_Passage to read_

Population (2026-01-01)
- • Total: 490
- • Density: 120/km^{2} (320/sq mi)
- Time zone: UTC+1 (CET)
- • Summer (DST): UTC+2 (CEST)
- Postal codes: 789 72
- Website: www.bohuslavice.cz

= Bohuslavice (Šumperk District) =

Bohuslavice (Bohuslawitz) is a municipality and village in Šumperk District in the Olomouc Region of the Czech Republic. It has about 500 inhabitants.

==Etymology==
The name is derived from the personal name Bohuslav. According to legend, it was a fisherman who managed the fishponds belonging to the nobility and for his services was commissioned to establish a village.

==Geography==
Bohuslavice is located about 15 km south of Šumperk and 33 km northwest of Olomouc. It lies in a flat agricultural landscape in the Mohelnice Depression. The municipality is situated in a floodplain of the Morava River, in the Haná fertile region. The Morava partially forms the western border of the municipality.

==History==
The first written mention of Bohuslavice is from 1356. The village was founded in around 1250. The population was purely Czech, without German minority. In the 15th century, a set of fish ponds was created here.

Bohuslavice was completely destroyed during the Thirty Years' War. After the war, the village was resettled, again only by Czechs. In the mid-19th century, the set of ponds was dissolved.

The municipality was ceded to Nazi Germany after the Munich Agreement in 1938, and incorporated into the Reichsgau Sudetenland, even though the village was entirely ethnically Czech.

Bohuslavice suffered several major floods in the 19th and 20th century, including the 1997 Central European flood.

==Transport==
There are no railways or major roads passing through the municipality.

==Sights==
The main landmark of Bohuslavice is the Chapel of Saints Peter and Paul. It dates from the second half of the 19th century.

_Extracted entries_
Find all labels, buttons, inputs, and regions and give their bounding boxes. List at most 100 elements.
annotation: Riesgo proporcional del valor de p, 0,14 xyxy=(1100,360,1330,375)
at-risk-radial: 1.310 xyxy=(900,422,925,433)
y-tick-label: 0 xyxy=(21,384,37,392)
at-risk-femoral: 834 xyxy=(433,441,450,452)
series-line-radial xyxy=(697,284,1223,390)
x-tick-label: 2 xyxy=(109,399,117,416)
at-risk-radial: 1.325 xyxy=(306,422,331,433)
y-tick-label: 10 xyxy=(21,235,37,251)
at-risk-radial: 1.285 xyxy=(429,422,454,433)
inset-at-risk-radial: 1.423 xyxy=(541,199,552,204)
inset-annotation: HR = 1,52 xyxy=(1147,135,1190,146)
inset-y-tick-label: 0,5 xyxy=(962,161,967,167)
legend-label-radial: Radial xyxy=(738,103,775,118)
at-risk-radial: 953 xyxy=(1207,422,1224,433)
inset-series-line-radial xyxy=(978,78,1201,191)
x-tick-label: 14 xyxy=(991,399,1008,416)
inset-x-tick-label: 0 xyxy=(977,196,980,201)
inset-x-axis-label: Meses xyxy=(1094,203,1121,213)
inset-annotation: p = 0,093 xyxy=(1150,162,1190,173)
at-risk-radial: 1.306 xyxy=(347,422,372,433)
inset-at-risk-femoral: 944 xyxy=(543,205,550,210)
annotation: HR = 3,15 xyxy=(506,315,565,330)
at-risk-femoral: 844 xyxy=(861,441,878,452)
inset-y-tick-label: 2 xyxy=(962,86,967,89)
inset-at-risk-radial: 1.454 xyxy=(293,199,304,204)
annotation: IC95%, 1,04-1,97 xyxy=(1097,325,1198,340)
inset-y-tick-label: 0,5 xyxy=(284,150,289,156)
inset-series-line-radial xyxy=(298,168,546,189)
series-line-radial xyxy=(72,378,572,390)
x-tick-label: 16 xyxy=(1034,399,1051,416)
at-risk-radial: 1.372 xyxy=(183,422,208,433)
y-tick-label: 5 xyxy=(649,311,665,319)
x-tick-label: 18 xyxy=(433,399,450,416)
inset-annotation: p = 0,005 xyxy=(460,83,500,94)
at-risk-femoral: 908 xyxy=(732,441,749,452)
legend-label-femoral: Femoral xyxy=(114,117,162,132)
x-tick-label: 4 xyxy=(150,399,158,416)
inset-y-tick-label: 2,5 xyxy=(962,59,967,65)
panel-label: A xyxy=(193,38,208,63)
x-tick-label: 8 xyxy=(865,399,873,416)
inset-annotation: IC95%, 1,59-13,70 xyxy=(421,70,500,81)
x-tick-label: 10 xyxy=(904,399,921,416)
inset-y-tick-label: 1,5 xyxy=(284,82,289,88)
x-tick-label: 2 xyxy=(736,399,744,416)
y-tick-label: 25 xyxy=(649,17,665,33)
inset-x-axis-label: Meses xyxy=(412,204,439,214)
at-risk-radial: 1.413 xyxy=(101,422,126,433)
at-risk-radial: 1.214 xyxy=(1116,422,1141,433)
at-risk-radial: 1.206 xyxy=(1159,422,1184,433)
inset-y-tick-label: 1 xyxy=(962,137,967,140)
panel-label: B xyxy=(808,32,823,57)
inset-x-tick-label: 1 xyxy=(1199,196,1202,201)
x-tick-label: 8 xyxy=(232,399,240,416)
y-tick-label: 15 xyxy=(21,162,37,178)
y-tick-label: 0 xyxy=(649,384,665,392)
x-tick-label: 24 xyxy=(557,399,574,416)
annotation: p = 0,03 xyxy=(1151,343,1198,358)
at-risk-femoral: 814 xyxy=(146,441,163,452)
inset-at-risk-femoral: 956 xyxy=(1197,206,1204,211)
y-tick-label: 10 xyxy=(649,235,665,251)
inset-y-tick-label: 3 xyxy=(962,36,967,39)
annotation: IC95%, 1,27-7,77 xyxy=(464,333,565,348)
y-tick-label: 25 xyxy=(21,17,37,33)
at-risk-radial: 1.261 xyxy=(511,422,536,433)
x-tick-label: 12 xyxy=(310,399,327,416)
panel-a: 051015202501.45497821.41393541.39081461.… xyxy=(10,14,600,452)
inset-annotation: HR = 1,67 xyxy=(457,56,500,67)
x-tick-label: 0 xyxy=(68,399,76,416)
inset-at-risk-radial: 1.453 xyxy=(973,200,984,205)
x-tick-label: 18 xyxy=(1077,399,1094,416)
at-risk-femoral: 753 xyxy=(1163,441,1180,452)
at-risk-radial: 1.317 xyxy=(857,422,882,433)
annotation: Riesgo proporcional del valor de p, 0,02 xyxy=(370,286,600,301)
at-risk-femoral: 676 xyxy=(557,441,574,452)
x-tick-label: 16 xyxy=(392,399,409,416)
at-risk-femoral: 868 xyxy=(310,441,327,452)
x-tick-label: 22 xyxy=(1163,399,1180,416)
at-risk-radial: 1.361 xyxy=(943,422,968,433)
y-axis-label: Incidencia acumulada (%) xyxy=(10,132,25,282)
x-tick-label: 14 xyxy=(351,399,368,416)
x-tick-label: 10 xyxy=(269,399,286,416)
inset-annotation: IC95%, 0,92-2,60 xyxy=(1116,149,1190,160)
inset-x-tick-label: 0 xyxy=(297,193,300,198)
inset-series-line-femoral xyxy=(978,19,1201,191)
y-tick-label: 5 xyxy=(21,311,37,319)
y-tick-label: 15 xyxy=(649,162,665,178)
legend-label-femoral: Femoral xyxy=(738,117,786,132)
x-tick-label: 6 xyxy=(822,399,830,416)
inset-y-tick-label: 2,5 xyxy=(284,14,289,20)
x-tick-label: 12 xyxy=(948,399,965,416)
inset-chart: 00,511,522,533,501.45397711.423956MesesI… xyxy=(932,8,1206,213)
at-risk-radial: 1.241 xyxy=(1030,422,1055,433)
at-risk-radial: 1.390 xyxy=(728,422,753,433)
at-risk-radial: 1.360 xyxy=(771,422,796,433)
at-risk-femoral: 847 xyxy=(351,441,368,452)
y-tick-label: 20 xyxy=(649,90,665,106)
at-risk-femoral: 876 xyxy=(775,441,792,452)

_Task A_
Rewrite the Bohuslavice text from "Population (2026-01-01)" to "about 500 inhabitants.", substituting "roughly 500 inhabitants" for "about 500 inhabitants".
_Task B_
For each statement, say yes or no according to the Bohuslavice text, and quote the words that decide it: (i) the village was founded in around 1250; (ii) a railway passes through the municipality; (iii) the Chapel of Saints Peter and Paul dates from the first half of the 19th century.
Rely on the Bohuslavice text alone for your answers.

_Answer box A_
Population (2026-01-01)
- • Total: 490
- • Density: 120/km^{2} (320/sq mi)
- Time zone: UTC+1 (CET)
- • Summer (DST): UTC+2 (CEST)
- Postal codes: 789 72
- Website: www.bohuslavice.cz

= Bohuslavice (Šumperk District) =

Bohuslavice (Bohuslawitz) is a municipality and village in Šumperk District in the Olomouc Region of the Czech Republic. It has roughly 500 inhabitants.

_Answer box B_
(i) Yes: "The village was founded in around 1250."
(ii) No: "There are no railways or major roads passing through the municipality."
(iii) No: "It dates from the second half of the 19th century."